* _Task to carry out_: The string "Präsident" may appear in lines of the entries below. Report how many lines hold it, with only the number.

* _Data for processing_:
Segment Open

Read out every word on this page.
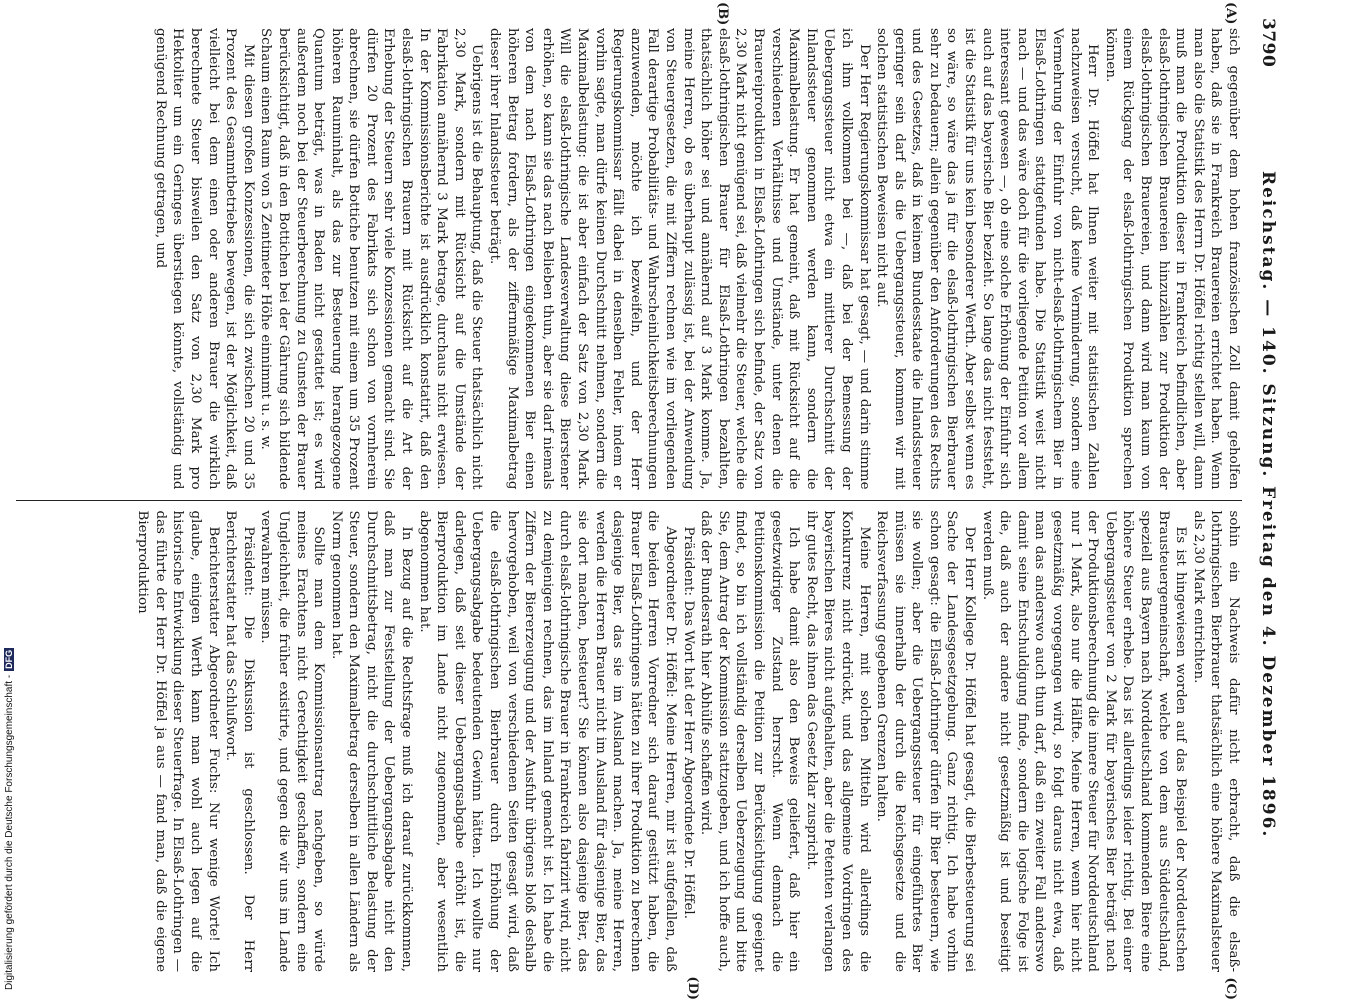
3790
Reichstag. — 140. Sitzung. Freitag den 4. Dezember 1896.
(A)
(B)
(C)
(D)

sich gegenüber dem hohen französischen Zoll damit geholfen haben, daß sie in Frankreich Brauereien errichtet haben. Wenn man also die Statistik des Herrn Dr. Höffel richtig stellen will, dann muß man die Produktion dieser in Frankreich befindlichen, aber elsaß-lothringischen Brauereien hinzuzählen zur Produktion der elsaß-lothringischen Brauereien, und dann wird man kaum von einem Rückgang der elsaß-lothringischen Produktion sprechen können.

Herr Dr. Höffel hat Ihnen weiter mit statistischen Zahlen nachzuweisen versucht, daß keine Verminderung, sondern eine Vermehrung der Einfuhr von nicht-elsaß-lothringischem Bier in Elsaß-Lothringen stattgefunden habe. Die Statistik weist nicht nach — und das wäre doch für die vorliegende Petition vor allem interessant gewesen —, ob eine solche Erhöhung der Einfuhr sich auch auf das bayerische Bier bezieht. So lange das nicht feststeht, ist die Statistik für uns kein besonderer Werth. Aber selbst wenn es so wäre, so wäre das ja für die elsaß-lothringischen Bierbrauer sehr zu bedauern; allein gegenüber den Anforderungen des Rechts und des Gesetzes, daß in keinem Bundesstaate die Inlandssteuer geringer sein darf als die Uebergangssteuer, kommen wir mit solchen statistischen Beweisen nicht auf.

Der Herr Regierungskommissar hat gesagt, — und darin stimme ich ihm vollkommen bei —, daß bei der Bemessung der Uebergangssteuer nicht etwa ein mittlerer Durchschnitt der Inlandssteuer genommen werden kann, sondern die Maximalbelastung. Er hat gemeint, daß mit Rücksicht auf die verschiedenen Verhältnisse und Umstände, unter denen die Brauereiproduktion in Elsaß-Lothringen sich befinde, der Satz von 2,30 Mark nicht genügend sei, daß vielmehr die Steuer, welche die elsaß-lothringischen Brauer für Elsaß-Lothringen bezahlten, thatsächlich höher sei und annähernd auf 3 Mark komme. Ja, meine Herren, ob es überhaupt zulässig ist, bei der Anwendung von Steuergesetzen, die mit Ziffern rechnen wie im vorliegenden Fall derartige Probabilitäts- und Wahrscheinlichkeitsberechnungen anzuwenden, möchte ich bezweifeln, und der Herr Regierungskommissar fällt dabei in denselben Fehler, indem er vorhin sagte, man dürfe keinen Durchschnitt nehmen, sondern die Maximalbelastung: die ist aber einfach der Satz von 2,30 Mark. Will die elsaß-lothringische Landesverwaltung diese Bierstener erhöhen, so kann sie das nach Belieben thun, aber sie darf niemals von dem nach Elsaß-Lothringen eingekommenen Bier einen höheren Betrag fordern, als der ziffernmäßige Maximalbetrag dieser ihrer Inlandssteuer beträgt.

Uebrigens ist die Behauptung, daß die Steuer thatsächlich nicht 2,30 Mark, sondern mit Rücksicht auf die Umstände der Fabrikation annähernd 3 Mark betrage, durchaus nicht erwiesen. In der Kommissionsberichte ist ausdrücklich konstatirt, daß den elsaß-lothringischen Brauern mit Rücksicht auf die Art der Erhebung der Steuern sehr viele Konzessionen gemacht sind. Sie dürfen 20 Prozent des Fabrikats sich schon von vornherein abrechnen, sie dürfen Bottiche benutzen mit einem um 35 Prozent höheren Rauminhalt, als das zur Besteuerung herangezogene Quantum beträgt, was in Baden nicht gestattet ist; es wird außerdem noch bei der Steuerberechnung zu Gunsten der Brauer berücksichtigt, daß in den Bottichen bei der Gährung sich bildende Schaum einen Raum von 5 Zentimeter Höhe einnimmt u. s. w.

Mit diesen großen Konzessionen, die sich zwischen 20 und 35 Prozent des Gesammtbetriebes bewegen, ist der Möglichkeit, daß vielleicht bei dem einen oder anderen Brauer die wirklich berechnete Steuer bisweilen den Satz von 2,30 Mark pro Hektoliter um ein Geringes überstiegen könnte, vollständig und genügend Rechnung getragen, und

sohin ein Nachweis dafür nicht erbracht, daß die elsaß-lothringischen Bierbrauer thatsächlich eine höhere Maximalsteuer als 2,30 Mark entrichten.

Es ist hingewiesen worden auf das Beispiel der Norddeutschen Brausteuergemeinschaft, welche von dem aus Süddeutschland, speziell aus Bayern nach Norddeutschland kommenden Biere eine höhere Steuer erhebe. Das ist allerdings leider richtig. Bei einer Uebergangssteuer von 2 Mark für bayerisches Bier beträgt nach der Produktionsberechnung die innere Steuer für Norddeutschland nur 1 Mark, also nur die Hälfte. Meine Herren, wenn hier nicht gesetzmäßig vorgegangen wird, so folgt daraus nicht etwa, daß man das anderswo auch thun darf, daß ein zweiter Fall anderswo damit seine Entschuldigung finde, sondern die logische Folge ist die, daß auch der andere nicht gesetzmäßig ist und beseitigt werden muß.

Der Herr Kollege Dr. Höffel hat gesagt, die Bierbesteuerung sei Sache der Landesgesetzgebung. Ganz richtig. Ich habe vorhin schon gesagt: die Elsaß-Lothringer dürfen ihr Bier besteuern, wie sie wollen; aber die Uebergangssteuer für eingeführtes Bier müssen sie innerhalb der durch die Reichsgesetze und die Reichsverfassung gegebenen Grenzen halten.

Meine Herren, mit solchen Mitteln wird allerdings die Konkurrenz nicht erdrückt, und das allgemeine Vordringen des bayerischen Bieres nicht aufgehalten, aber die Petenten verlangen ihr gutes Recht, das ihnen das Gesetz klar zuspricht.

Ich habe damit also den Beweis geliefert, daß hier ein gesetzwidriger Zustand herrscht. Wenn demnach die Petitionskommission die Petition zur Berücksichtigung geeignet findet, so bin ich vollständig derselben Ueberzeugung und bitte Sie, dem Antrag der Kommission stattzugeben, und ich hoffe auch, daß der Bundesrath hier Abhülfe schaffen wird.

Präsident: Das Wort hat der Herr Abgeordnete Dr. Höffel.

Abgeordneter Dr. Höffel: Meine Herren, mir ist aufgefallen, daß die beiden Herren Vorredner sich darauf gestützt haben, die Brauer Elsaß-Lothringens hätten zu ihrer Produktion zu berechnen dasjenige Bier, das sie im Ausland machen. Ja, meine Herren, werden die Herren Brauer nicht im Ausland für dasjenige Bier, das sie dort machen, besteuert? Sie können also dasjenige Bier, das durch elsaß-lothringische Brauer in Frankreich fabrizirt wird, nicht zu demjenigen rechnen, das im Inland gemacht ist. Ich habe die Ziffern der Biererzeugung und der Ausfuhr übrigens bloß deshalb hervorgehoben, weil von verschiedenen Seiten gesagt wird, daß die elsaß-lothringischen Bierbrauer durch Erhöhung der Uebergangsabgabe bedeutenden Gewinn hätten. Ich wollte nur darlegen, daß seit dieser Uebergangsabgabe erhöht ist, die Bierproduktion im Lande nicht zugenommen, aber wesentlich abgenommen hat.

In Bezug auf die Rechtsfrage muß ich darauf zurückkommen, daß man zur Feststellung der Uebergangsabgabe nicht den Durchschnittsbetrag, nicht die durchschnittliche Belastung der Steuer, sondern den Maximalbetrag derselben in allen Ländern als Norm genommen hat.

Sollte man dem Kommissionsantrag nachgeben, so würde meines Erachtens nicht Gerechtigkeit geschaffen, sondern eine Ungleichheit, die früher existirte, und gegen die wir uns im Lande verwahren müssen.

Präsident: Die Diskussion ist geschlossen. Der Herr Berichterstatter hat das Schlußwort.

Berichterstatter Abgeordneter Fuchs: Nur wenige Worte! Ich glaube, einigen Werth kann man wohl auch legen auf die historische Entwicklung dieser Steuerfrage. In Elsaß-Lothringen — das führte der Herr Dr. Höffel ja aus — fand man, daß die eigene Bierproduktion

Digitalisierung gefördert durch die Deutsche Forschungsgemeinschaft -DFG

Segment Closed
Segment Open

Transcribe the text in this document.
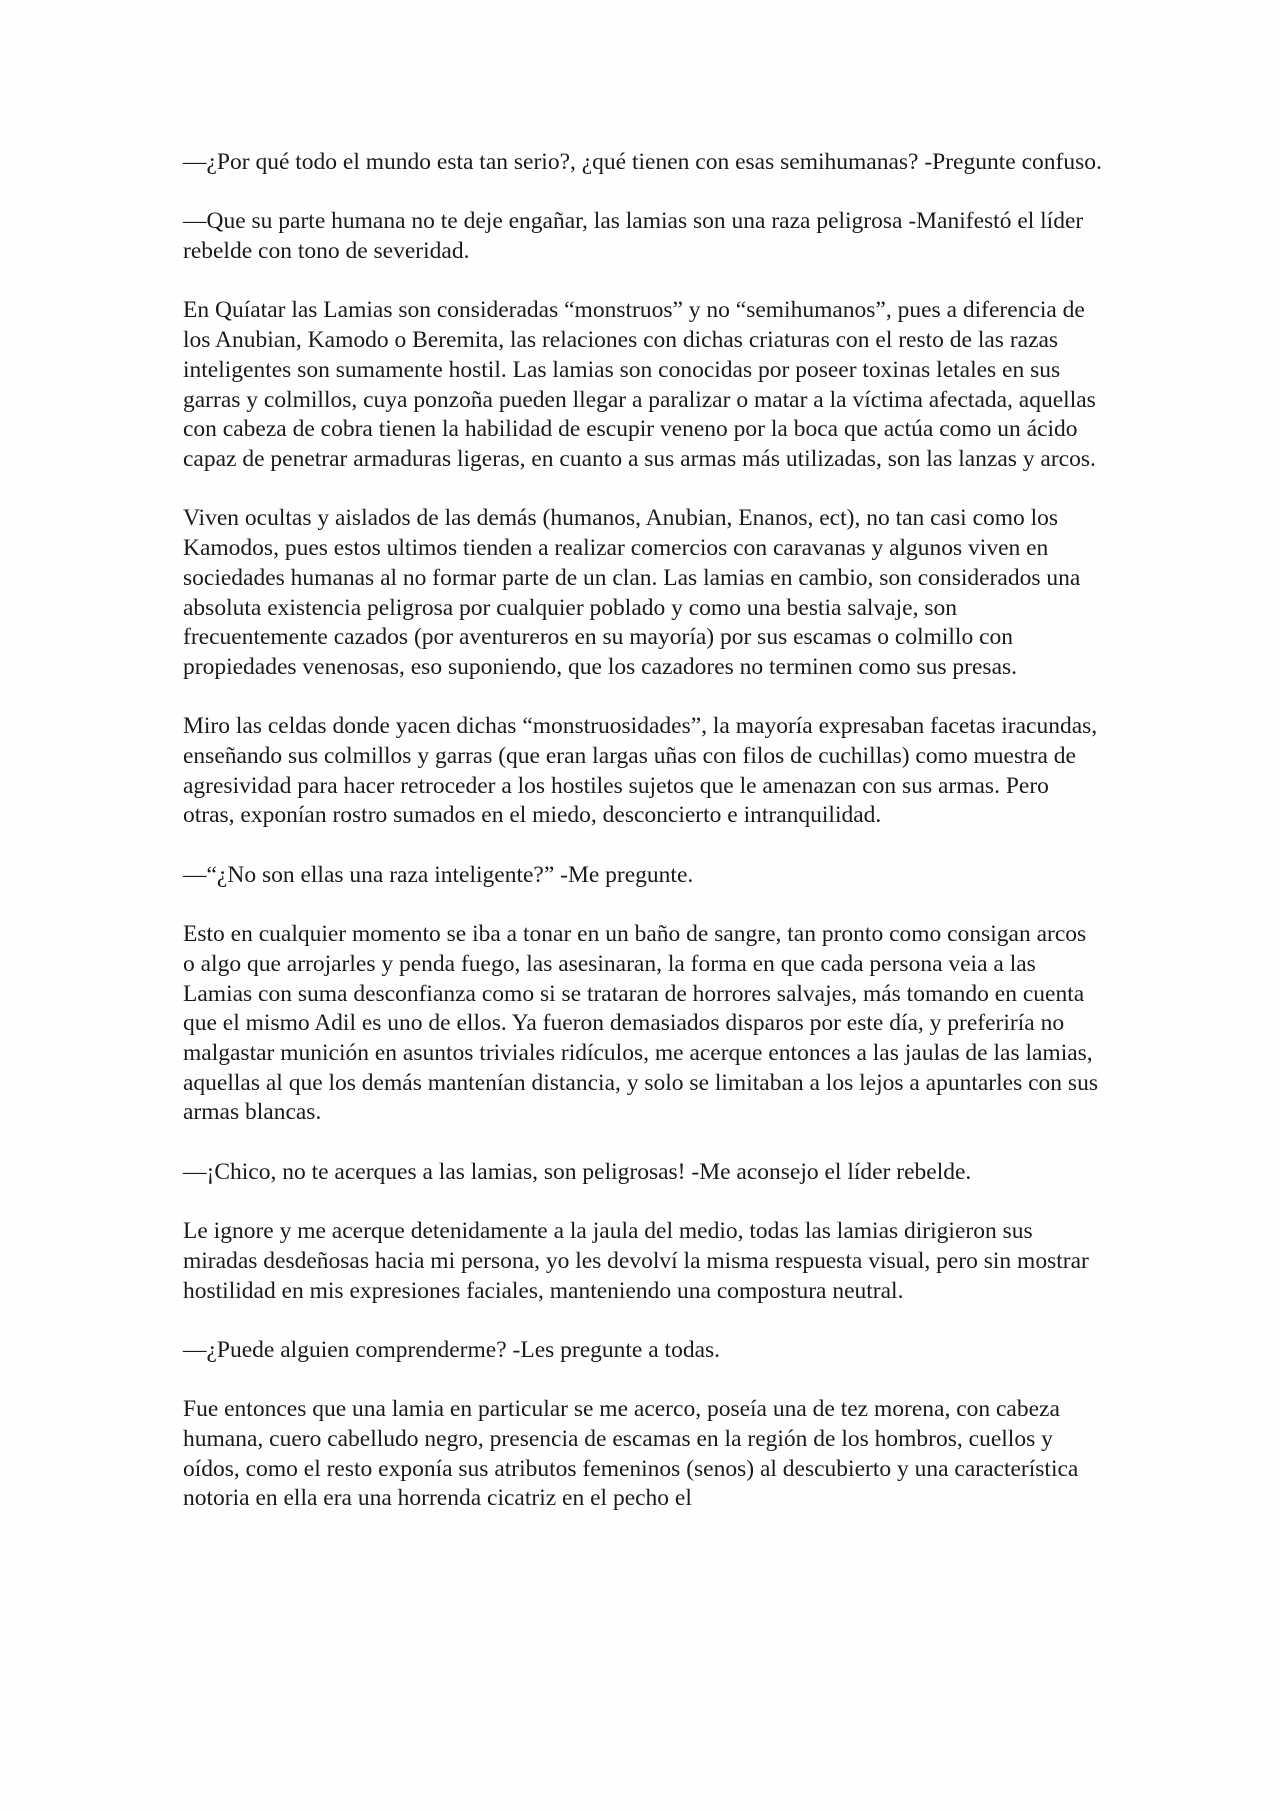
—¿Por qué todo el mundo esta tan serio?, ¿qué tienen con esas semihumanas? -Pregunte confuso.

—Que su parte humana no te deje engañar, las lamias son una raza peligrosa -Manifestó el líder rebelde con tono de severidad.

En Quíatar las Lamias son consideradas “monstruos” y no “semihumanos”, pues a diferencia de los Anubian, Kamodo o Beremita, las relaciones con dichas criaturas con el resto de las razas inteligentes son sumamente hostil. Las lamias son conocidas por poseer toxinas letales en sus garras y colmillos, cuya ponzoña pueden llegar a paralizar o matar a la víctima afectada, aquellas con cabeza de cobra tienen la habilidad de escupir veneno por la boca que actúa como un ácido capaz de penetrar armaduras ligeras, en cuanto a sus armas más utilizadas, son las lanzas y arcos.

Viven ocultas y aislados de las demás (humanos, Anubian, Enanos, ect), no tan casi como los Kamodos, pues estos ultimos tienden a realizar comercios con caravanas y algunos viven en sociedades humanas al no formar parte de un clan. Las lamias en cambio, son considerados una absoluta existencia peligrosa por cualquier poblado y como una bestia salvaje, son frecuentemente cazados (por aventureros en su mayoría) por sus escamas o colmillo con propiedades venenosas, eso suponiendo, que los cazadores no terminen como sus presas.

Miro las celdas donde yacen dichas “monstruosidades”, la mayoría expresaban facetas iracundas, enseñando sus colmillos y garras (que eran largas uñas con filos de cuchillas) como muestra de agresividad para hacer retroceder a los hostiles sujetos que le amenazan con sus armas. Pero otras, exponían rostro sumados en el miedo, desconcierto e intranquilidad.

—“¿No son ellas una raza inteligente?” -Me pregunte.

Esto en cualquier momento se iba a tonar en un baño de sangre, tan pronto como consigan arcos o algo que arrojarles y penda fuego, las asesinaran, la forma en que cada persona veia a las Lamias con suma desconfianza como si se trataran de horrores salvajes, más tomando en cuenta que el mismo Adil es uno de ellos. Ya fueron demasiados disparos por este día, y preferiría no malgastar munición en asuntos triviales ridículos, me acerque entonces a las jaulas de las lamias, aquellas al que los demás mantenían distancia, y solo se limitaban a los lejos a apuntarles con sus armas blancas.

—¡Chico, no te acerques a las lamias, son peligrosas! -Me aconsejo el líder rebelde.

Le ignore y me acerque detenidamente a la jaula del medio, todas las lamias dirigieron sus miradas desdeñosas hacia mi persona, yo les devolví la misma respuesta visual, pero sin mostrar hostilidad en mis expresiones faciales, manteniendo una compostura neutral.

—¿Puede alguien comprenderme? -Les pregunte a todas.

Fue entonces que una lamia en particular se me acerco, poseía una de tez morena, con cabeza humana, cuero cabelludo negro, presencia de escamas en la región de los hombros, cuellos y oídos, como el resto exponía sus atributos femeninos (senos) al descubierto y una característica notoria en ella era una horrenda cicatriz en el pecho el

Segment Closed

* _Written answer_: 2